WHAT THE TASK ASKS >>
Reproduce every entry that follows word for word, but omit the images.

begin DATA FOR THIS EXERCISE

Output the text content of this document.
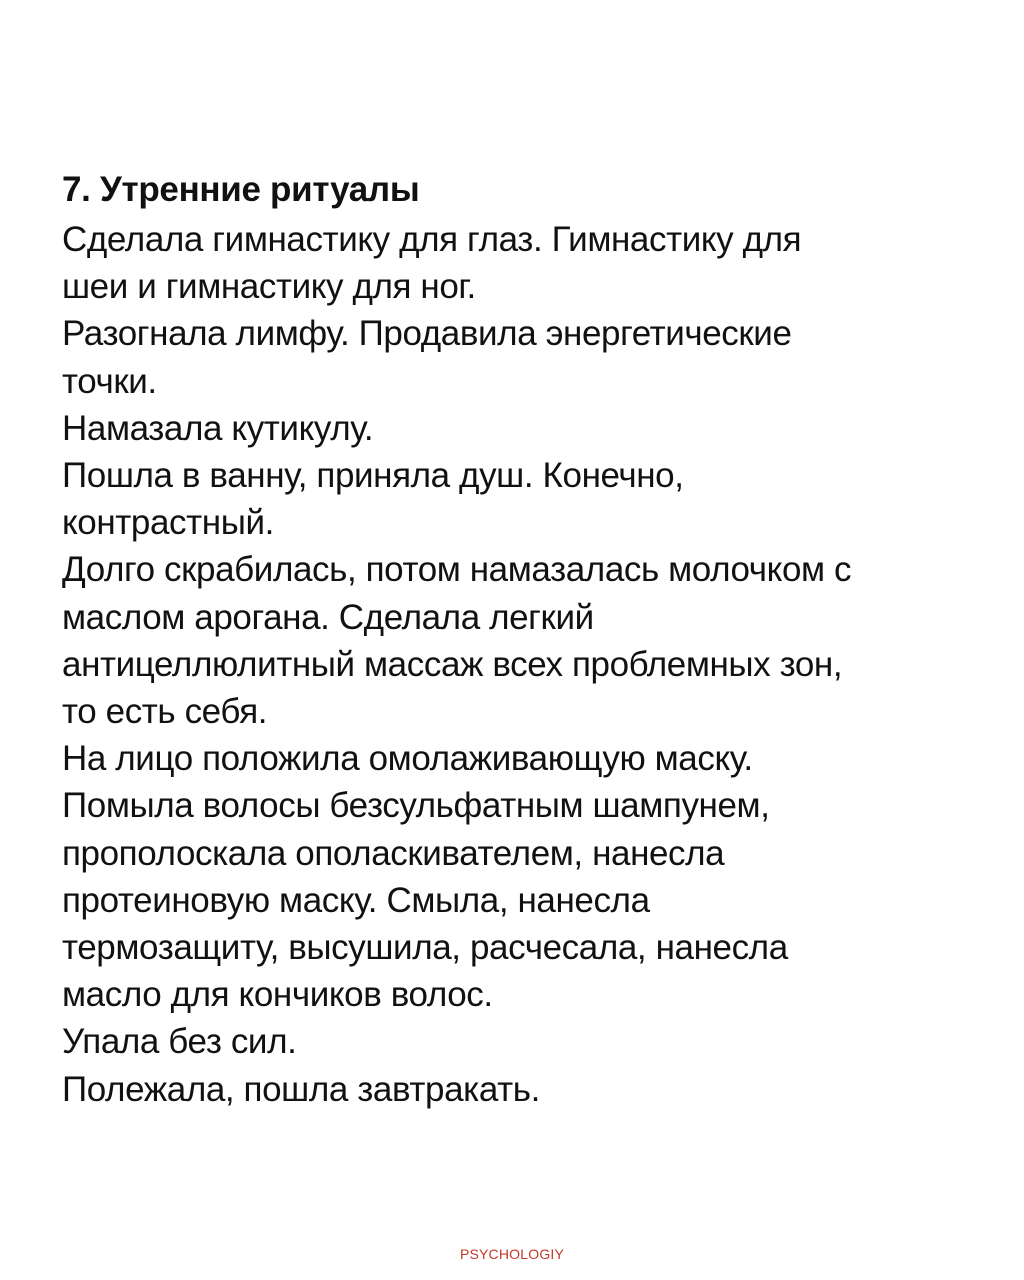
7. Утренние ритуалы
Сделала гимнастику для глаз. Гимнастику для
шеи и гимнастику для ног.
Разогнала лимфу. Продавила энергетические
точки.
Намазала кутикулу.
Пошла в ванну, приняла душ. Конечно,
контрастный.
Долго скрабилась, потом намазалась молочком с
маслом арогана. Сделала легкий
антицеллюлитный массаж всех проблемных зон,
то есть себя.
На лицо положила омолаживающую маску.
Помыла волосы безсульфатным шампунем,
прополоскала ополаскивателем, нанесла
протеиновую маску. Смыла, нанесла
термозащиту, высушила, расчесала, нанесла
масло для кончиков волос.
Упала без сил.
Полежала, пошла завтракать.
PSYCHOLOGIY
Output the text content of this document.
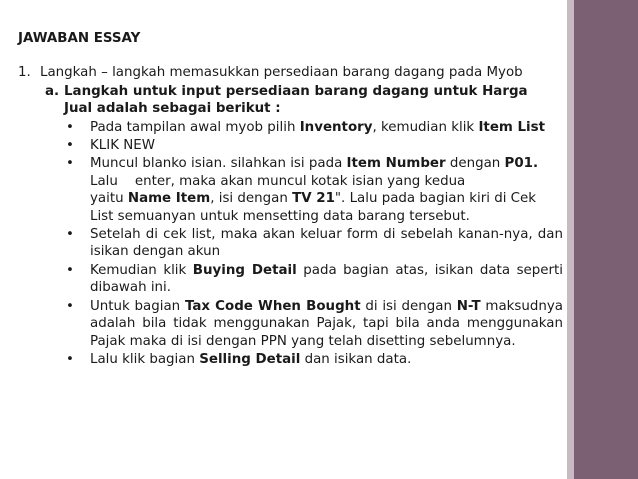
JAWABAN ESSAY
1. Langkah – langkah memasukkan persediaan barang dagang pada Myob
a. Langkah untuk input persediaan barang dagang untuk Harga
Jual adalah sebagai berikut :
• Pada tampilan awal myob pilih Inventory, kemudian klik Item List
• KLIK NEW
• Muncul blanko isian. silahkan isi pada Item Number dengan P01.
Lalu    enter, maka akan muncul kotak isian yang kedua
yaitu Name Item, isi dengan TV 21". Lalu pada bagian kiri di Cek List semuanyan untuk mensetting data barang tersebut.
• Setelah di cek list, maka akan keluar form di sebelah kanan-nya, dan isikan dengan akun
• Kemudian klik Buying Detail pada bagian atas, isikan data seperti dibawah ini.
• Untuk bagian Tax Code When Bought di isi dengan N-T maksudnya adalah bila tidak menggunakan Pajak, tapi bila anda menggunakan Pajak maka di isi dengan PPN yang telah disetting sebelumnya.
• Lalu klik bagian Selling Detail dan isikan data.
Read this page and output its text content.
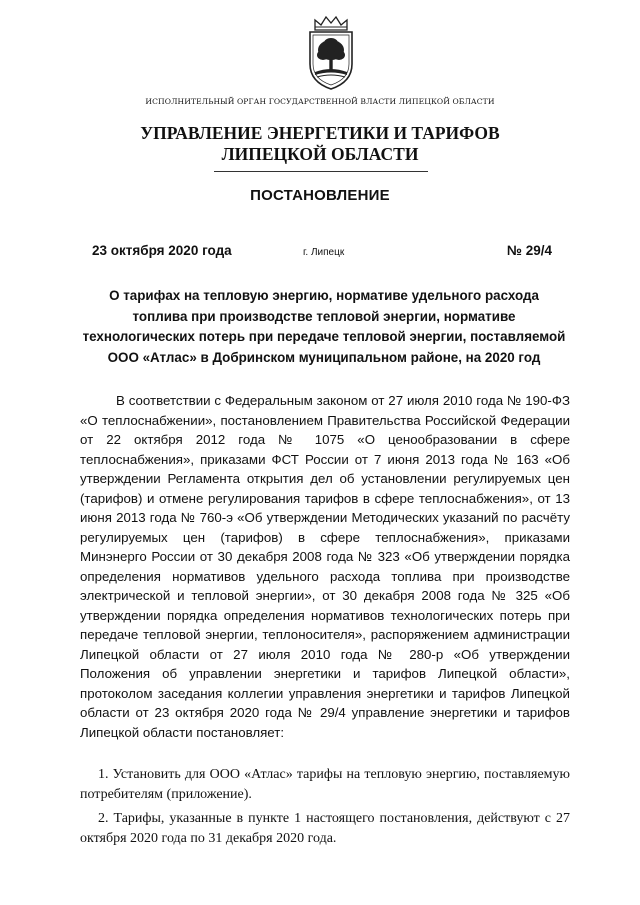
ИСПОЛНИТЕЛЬНЫЙ ОРГАН ГОСУДАРСТВЕННОЙ ВЛАСТИ ЛИПЕЦКОЙ ОБЛАСТИ
УПРАВЛЕНИЕ ЭНЕРГЕТИКИ И ТАРИФОВ
ЛИПЕЦКОЙ ОБЛАСТИ
ПОСТАНОВЛЕНИЕ
23 октября 2020 года	г. Липецк	№ 29/4
О тарифах на тепловую энергию, нормативе удельного расхода топлива при производстве тепловой энергии, нормативе технологических потерь при передаче тепловой энергии, поставляемой ООО «Атлас» в Добринском муниципальном районе, на 2020 год

В соответствии с Федеральным законом от 27 июля 2010 года № 190-ФЗ «О теплоснабжении», постановлением Правительства Российской Федерации от 22 октября 2012 года № 1075 «О ценообразовании в сфере теплоснабжения», приказами ФСТ России от 7 июня 2013 года № 163 «Об утверждении Регламента открытия дел об установлении регулируемых цен (тарифов) и отмене регулирования тарифов в сфере теплоснабжения», от 13 июня 2013 года № 760-э «Об утверждении Методических указаний по расчёту регулируемых цен (тарифов) в сфере теплоснабжения», приказами Минэнерго России от 30 декабря 2008 года № 323 «Об утверждении порядка определения нормативов удельного расхода топлива при производстве электрической и тепловой энергии», от 30 декабря 2008 года № 325 «Об утверждении порядка определения нормативов технологических потерь при передаче тепловой энергии, теплоносителя», распоряжением администрации Липецкой области от 27 июля 2010 года № 280-р «Об утверждении Положения об управлении энергетики и тарифов Липецкой области», протоколом заседания коллегии управления энергетики и тарифов Липецкой области от 23 октября 2020 года № 29/4 управление энергетики и тарифов Липецкой области постановляет:

1. Установить для ООО «Атлас» тарифы на тепловую энергию, поставляемую потребителям (приложение).

2. Тарифы, указанные в пункте 1 настоящего постановления, действуют с 27 октября 2020 года по 31 декабря 2020 года.
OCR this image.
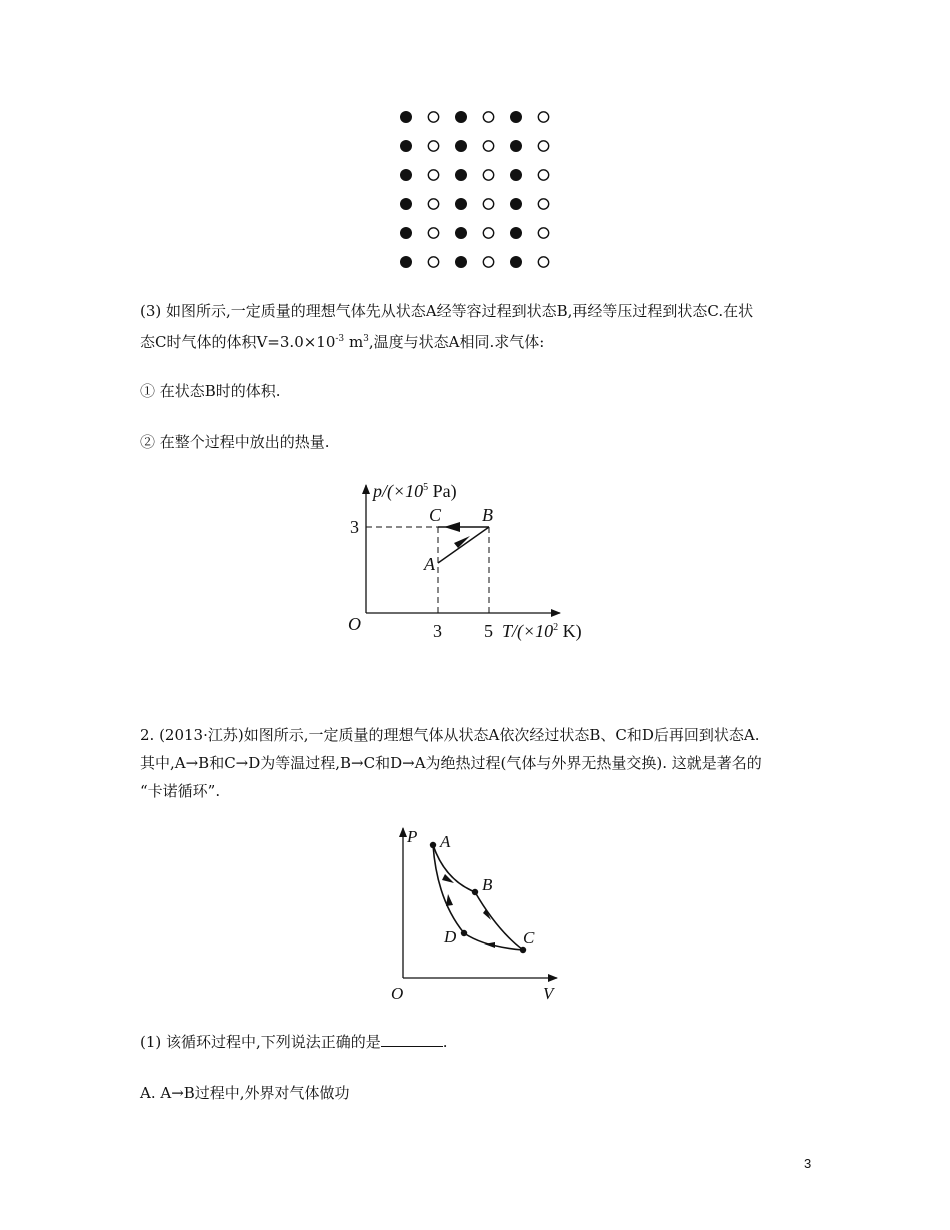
(3) 如图所示,一定质量的理想气体先从状态A经等容过程到状态B,再经等压过程到状态C.在状

态C时气体的体积$V=3.0\times 10^{-3}$ $m^3$,温度与状态A相同.求气体:

① 在状态B时的体积.

② 在整个过程中放出的热量.

$p/(\times 10^5$ Pa)
3
O	3 5 $T/(\times 10^2$ K)
C B
A

2. (2013·江苏)如图所示,一定质量的理想气体从状态A依次经过状态B、C和D后再回到状态A.

其中,A→B和C→D为等温过程,B→C和D→A为绝热过程(气体与外界无热量交换). 这就是著名的

“卡诺循环”.

P A
B
C
D
O	V

(1) 该循环过程中,下列说法正确的是	.

A. A→B过程中,外界对气体做功

3
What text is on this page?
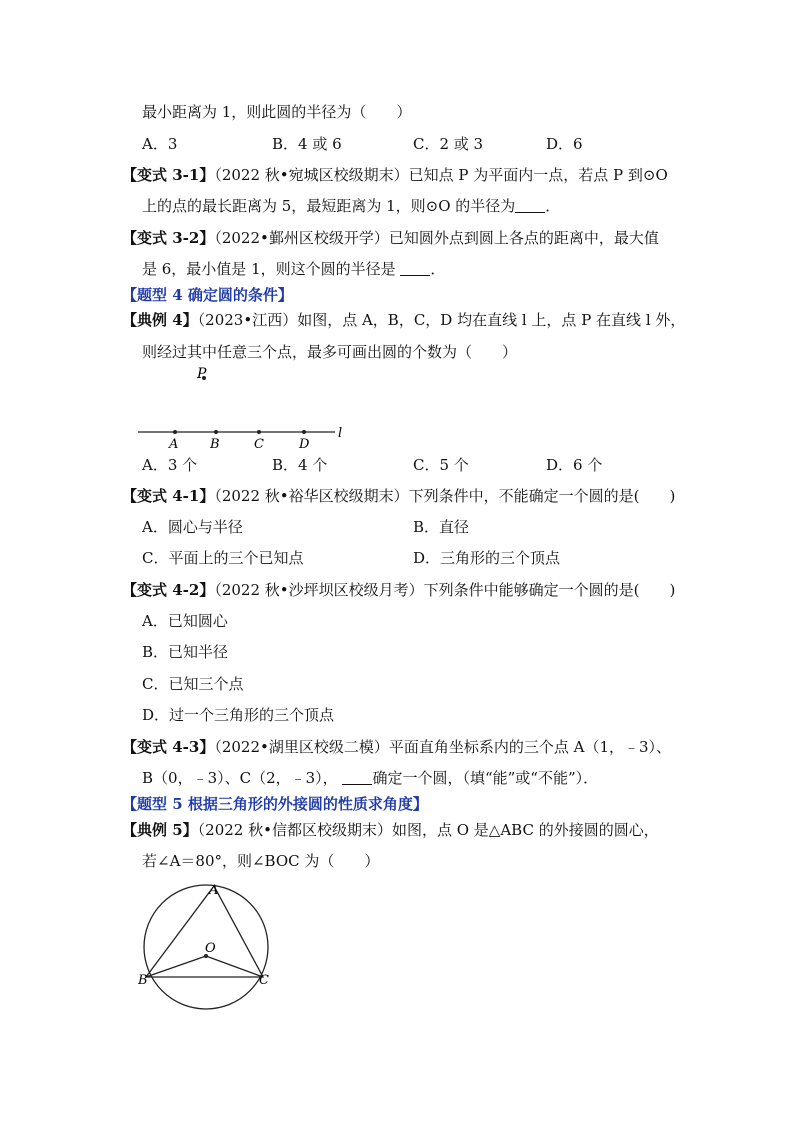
最小距离为 1，则此圆的半径为（　　）
A．3	B．4 或 6	C．2 或 3	D．6
【变式 3-1】（2022 秋•宛城区校级期末）已知点 P 为平面内一点，若点 P 到⊙O
上的点的最长距离为 5，最短距离为 1，则⊙O 的半径为 ．
【变式 3-2】（2022•鄞州区校级开学）已知圆外点到圆上各点的距离中，最大值
是 6，最小值是 1，则这个圆的半径是 ．
【题型 4 确定圆的条件】
【典例 4】（2023•江西）如图，点 A，B，C，D 均在直线 l 上，点 P 在直线 l 外，
则经过其中任意三个点，最多可画出圆的个数为（　　）
P
A B	C	D
l
A．3 个	B．4 个	C．5 个	D．6 个
【变式 4-1】（2022 秋•裕华区校级期末）下列条件中，不能确定一个圆的是(　　)
A．圆心与半径	B．直径
C．平面上的三个已知点	D．三角形的三个顶点
【变式 4-2】（2022 秋•沙坪坝区校级月考）下列条件中能够确定一个圆的是(　　)
A．已知圆心
B．已知半径
C．已知三个点
D．过一个三角形的三个顶点
【变式 4-3】（2022•湖里区校级二模）平面直角坐标系内的三个点 A（1，﹣3）、
B（0，﹣3）、C（2，﹣3）， 确定一个圆，（填“能”或“不能”）．
【题型 5 根据三角形的外接圆的性质求角度】
【典例 5】（2022 秋•信都区校级期末）如图，点 O 是△ABC 的外接圆的圆心，
若∠A＝80°，则∠BOC 为（　　）
A
B	C
O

end DATA FOR THIS EXERCISE

PROBLEM SOLUTION >>
Output the text content of this document.
7. Утренние ритуалы
Сделала гимнастику для глаз. Гимнастику для
шеи и гимнастику для ног.
Разогнала лимфу. Продавила энергетические
точки.
Намазала кутикулу.
Пошла в ванну, приняла душ. Конечно,
контрастный.
Долго скрабилась, потом намазалась молочком с
маслом арогана. Сделала легкий
антицеллюлитный массаж всех проблемных зон,
то есть себя.
На лицо положила омолаживающую маску.
Помыла волосы безсульфатным шампунем,
прополоскала ополаскивателем, нанесла
протеиновую маску. Смыла, нанесла
термозащиту, высушила, расчесала, нанесла
масло для кончиков волос.
Упала без сил.
Полежала, пошла завтракать.
PSYCHOLOGIY
Output the text content of this document.
JAWABAN ESSAY
1. Langkah – langkah memasukkan persediaan barang dagang pada Myob
a. Langkah untuk input persediaan barang dagang untuk Harga
Jual adalah sebagai berikut :
• Pada tampilan awal myob pilih Inventory, kemudian klik Item List
• KLIK NEW
• Muncul blanko isian. silahkan isi pada Item Number dengan P01.
Lalu    enter, maka akan muncul kotak isian yang kedua
yaitu Name Item, isi dengan TV 21". Lalu pada bagian kiri di Cek List semuanyan untuk mensetting data barang tersebut.
• Setelah di cek list, maka akan keluar form di sebelah kanan-nya, dan isikan dengan akun
• Kemudian klik Buying Detail pada bagian atas, isikan data seperti dibawah ini.
• Untuk bagian Tax Code When Bought di isi dengan N-T maksudnya adalah bila tidak menggunakan Pajak, tapi bila anda menggunakan Pajak maka di isi dengan PPN yang telah disetting sebelumnya.
• Lalu klik bagian Selling Detail dan isikan data.
Read this page and output its text content.
ИСПОЛНИТЕЛЬНЫЙ ОРГАН ГОСУДАРСТВЕННОЙ ВЛАСТИ ЛИПЕЦКОЙ ОБЛАСТИ
УПРАВЛЕНИЕ ЭНЕРГЕТИКИ И ТАРИФОВ
ЛИПЕЦКОЙ ОБЛАСТИ
ПОСТАНОВЛЕНИЕ
23 октября 2020 года	г. Липецк	№ 29/4
О тарифах на тепловую энергию, нормативе удельного расхода топлива при производстве тепловой энергии, нормативе технологических потерь при передаче тепловой энергии, поставляемой ООО «Атлас» в Добринском муниципальном районе, на 2020 год

В соответствии с Федеральным законом от 27 июля 2010 года № 190-ФЗ «О теплоснабжении», постановлением Правительства Российской Федерации от 22 октября 2012 года № 1075 «О ценообразовании в сфере теплоснабжения», приказами ФСТ России от 7 июня 2013 года № 163 «Об утверждении Регламента открытия дел об установлении регулируемых цен (тарифов) и отмене регулирования тарифов в сфере теплоснабжения», от 13 июня 2013 года № 760-э «Об утверждении Методических указаний по расчёту регулируемых цен (тарифов) в сфере теплоснабжения», приказами Минэнерго России от 30 декабря 2008 года № 323 «Об утверждении порядка определения нормативов удельного расхода топлива при производстве электрической и тепловой энергии», от 30 декабря 2008 года № 325 «Об утверждении порядка определения нормативов технологических потерь при передаче тепловой энергии, теплоносителя», распоряжением администрации Липецкой области от 27 июля 2010 года № 280-р «Об утверждении Положения об управлении энергетики и тарифов Липецкой области», протоколом заседания коллегии управления энергетики и тарифов Липецкой области от 23 октября 2020 года № 29/4 управление энергетики и тарифов Липецкой области постановляет:

1. Установить для ООО «Атлас» тарифы на тепловую энергию, поставляемую потребителям (приложение).

2. Тарифы, указанные в пункте 1 настоящего постановления, действуют с 27 октября 2020 года по 31 декабря 2020 года.
OCR this image.
(3) 如图所示,一定质量的理想气体先从状态A经等容过程到状态B,再经等压过程到状态C.在状

态C时气体的体积$V=3.0\times 10^{-3}$ $m^3$,温度与状态A相同.求气体:

① 在状态B时的体积.

② 在整个过程中放出的热量.

$p/(\times 10^5$ Pa)
3
O	3 5 $T/(\times 10^2$ K)
C B
A

2. (2013·江苏)如图所示,一定质量的理想气体从状态A依次经过状态B、C和D后再回到状态A.

其中,A→B和C→D为等温过程,B→C和D→A为绝热过程(气体与外界无热量交换). 这就是著名的

“卡诺循环”.

P A
B
C
D
O	V

(1) 该循环过程中,下列说法正确的是	.

A. A→B过程中,外界对气体做功

3
What text is on this page?
最小距离为 1，则此圆的半径为（　　）
A．3	B．4 或 6	C．2 或 3	D．6
【变式 3-1】（2022 秋•宛城区校级期末）已知点 P 为平面内一点，若点 P 到⊙O
上的点的最长距离为 5，最短距离为 1，则⊙O 的半径为 ．
【变式 3-2】（2022•鄞州区校级开学）已知圆外点到圆上各点的距离中，最大值
是 6，最小值是 1，则这个圆的半径是 ．
【题型 4 确定圆的条件】
【典例 4】（2023•江西）如图，点 A，B，C，D 均在直线 l 上，点 P 在直线 l 外，
则经过其中任意三个点，最多可画出圆的个数为（　　）
P
A B	C	D
l
A．3 个	B．4 个	C．5 个	D．6 个
【变式 4-1】（2022 秋•裕华区校级期末）下列条件中，不能确定一个圆的是(　　)
A．圆心与半径	B．直径
C．平面上的三个已知点	D．三角形的三个顶点
【变式 4-2】（2022 秋•沙坪坝区校级月考）下列条件中能够确定一个圆的是(　　)
A．已知圆心
B．已知半径
C．已知三个点
D．过一个三角形的三个顶点
【变式 4-3】（2022•湖里区校级二模）平面直角坐标系内的三个点 A（1，﹣3）、
B（0，﹣3）、C（2，﹣3）， 确定一个圆，（填“能”或“不能”）．
【题型 5 根据三角形的外接圆的性质求角度】
【典例 5】（2022 秋•信都区校级期末）如图，点 O 是△ABC 的外接圆的圆心，
若∠A＝80°，则∠BOC 为（　　）
A
B	C
O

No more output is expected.